▶ [WHAT TO WORK ON]:
Set the listing down again exactly, please, apart from its pictures.

▶ [GIVEN DATA]:
-=-=-
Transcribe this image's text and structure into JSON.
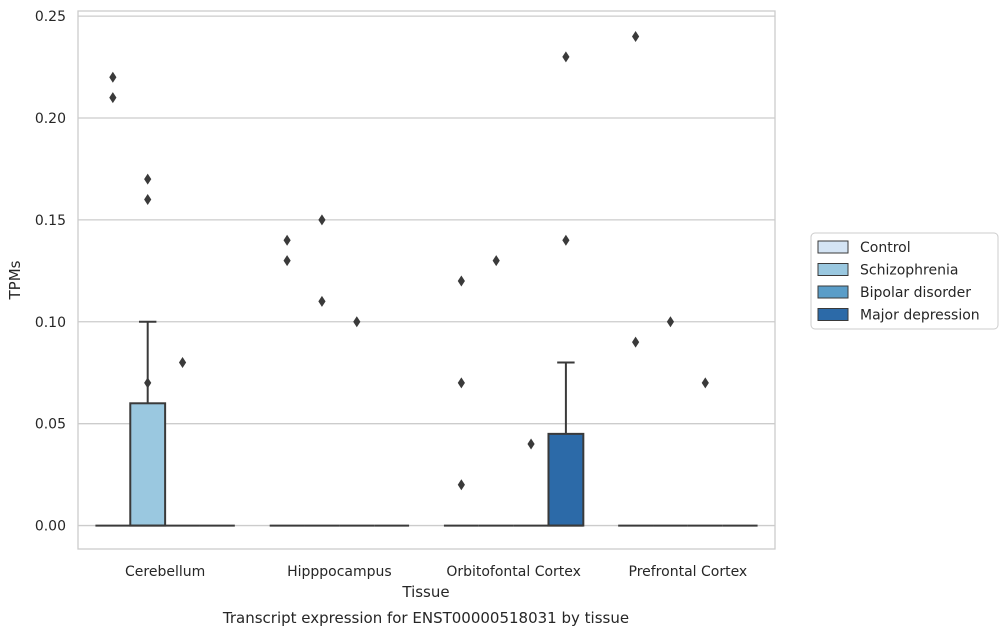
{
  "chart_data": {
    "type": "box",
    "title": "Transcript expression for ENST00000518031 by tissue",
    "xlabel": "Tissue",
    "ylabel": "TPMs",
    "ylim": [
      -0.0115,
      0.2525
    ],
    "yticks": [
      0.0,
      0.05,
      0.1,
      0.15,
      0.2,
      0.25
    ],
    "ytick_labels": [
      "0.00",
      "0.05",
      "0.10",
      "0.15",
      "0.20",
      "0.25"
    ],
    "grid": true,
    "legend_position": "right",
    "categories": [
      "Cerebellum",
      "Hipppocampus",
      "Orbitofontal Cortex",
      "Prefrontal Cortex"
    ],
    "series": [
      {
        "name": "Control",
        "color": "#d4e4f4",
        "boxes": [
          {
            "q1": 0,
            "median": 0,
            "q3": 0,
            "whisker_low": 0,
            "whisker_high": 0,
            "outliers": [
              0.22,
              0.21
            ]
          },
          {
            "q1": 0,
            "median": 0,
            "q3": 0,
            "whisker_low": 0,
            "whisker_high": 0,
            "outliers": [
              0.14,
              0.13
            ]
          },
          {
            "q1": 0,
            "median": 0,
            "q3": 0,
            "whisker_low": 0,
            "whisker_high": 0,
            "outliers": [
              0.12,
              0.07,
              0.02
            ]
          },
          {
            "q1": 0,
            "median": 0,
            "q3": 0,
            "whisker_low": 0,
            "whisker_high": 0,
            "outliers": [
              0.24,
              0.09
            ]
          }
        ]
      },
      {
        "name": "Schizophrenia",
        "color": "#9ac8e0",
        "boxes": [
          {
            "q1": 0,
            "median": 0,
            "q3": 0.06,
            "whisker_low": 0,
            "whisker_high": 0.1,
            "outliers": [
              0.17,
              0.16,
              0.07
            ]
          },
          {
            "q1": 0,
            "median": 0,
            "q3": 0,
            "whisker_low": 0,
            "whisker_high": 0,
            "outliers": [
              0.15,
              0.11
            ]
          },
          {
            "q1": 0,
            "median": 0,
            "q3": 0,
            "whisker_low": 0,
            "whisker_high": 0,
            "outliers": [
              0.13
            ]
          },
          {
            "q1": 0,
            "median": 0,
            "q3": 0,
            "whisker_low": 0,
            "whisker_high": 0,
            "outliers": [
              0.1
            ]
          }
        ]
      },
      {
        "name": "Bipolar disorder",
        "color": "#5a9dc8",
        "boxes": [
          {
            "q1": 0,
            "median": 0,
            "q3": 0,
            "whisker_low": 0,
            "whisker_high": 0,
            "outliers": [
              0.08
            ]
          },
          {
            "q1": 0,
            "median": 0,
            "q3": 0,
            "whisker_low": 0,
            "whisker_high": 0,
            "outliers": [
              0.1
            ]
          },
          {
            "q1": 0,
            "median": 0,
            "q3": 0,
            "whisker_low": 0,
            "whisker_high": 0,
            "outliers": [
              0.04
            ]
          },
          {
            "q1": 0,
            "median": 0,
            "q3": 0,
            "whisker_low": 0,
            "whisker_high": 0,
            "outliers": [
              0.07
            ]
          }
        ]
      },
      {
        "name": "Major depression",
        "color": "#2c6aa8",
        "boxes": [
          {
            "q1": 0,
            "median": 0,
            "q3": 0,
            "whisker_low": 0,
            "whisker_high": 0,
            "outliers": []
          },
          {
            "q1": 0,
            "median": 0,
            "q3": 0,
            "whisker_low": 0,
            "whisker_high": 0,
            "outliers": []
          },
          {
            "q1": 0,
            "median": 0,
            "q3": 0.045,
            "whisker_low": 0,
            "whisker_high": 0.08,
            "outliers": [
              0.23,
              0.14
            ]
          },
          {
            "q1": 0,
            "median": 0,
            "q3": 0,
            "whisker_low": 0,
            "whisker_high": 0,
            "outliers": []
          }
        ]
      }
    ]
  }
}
-=-=-
▶ [THE COMPLETED TASK]:
Transcribe this image's text and structure into JSON.
{
  "chart_data": {
    "type": "box",
    "title": "Transcript expression for ENST00000518031 by tissue",
    "xlabel": "Tissue",
    "ylabel": "TPMs",
    "ylim": [
      -0.0115,
      0.2525
    ],
    "yticks": [
      0.0,
      0.05,
      0.1,
      0.15,
      0.2,
      0.25
    ],
    "ytick_labels": [
      "0.00",
      "0.05",
      "0.10",
      "0.15",
      "0.20",
      "0.25"
    ],
    "grid": true,
    "legend_position": "right",
    "categories": [
      "Cerebellum",
      "Hipppocampus",
      "Orbitofontal Cortex",
      "Prefrontal Cortex"
    ],
    "series": [
      {
        "name": "Control",
        "color": "#d4e4f4",
        "boxes": [
          {
            "q1": 0,
            "median": 0,
            "q3": 0,
            "whisker_low": 0,
            "whisker_high": 0,
            "outliers": [
              0.22,
              0.21
            ]
          },
          {
            "q1": 0,
            "median": 0,
            "q3": 0,
            "whisker_low": 0,
            "whisker_high": 0,
            "outliers": [
              0.14,
              0.13
            ]
          },
          {
            "q1": 0,
            "median": 0,
            "q3": 0,
            "whisker_low": 0,
            "whisker_high": 0,
            "outliers": [
              0.12,
              0.07,
              0.02
            ]
          },
          {
            "q1": 0,
            "median": 0,
            "q3": 0,
            "whisker_low": 0,
            "whisker_high": 0,
            "outliers": [
              0.24,
              0.09
            ]
          }
        ]
      },
      {
        "name": "Schizophrenia",
        "color": "#9ac8e0",
        "boxes": [
          {
            "q1": 0,
            "median": 0,
            "q3": 0.06,
            "whisker_low": 0,
            "whisker_high": 0.1,
            "outliers": [
              0.17,
              0.16,
              0.07
            ]
          },
          {
            "q1": 0,
            "median": 0,
            "q3": 0,
            "whisker_low": 0,
            "whisker_high": 0,
            "outliers": [
              0.15,
              0.11
            ]
          },
          {
            "q1": 0,
            "median": 0,
            "q3": 0,
            "whisker_low": 0,
            "whisker_high": 0,
            "outliers": [
              0.13
            ]
          },
          {
            "q1": 0,
            "median": 0,
            "q3": 0,
            "whisker_low": 0,
            "whisker_high": 0,
            "outliers": [
              0.1
            ]
          }
        ]
      },
      {
        "name": "Bipolar disorder",
        "color": "#5a9dc8",
        "boxes": [
          {
            "q1": 0,
            "median": 0,
            "q3": 0,
            "whisker_low": 0,
            "whisker_high": 0,
            "outliers": [
              0.08
            ]
          },
          {
            "q1": 0,
            "median": 0,
            "q3": 0,
            "whisker_low": 0,
            "whisker_high": 0,
            "outliers": [
              0.1
            ]
          },
          {
            "q1": 0,
            "median": 0,
            "q3": 0,
            "whisker_low": 0,
            "whisker_high": 0,
            "outliers": [
              0.04
            ]
          },
          {
            "q1": 0,
            "median": 0,
            "q3": 0,
            "whisker_low": 0,
            "whisker_high": 0,
            "outliers": [
              0.07
            ]
          }
        ]
      },
      {
        "name": "Major depression",
        "color": "#2c6aa8",
        "boxes": [
          {
            "q1": 0,
            "median": 0,
            "q3": 0,
            "whisker_low": 0,
            "whisker_high": 0,
            "outliers": []
          },
          {
            "q1": 0,
            "median": 0,
            "q3": 0,
            "whisker_low": 0,
            "whisker_high": 0,
            "outliers": []
          },
          {
            "q1": 0,
            "median": 0,
            "q3": 0.045,
            "whisker_low": 0,
            "whisker_high": 0.08,
            "outliers": [
              0.23,
              0.14
            ]
          },
          {
            "q1": 0,
            "median": 0,
            "q3": 0,
            "whisker_low": 0,
            "whisker_high": 0,
            "outliers": []
          }
        ]
      }
    ]
  }
}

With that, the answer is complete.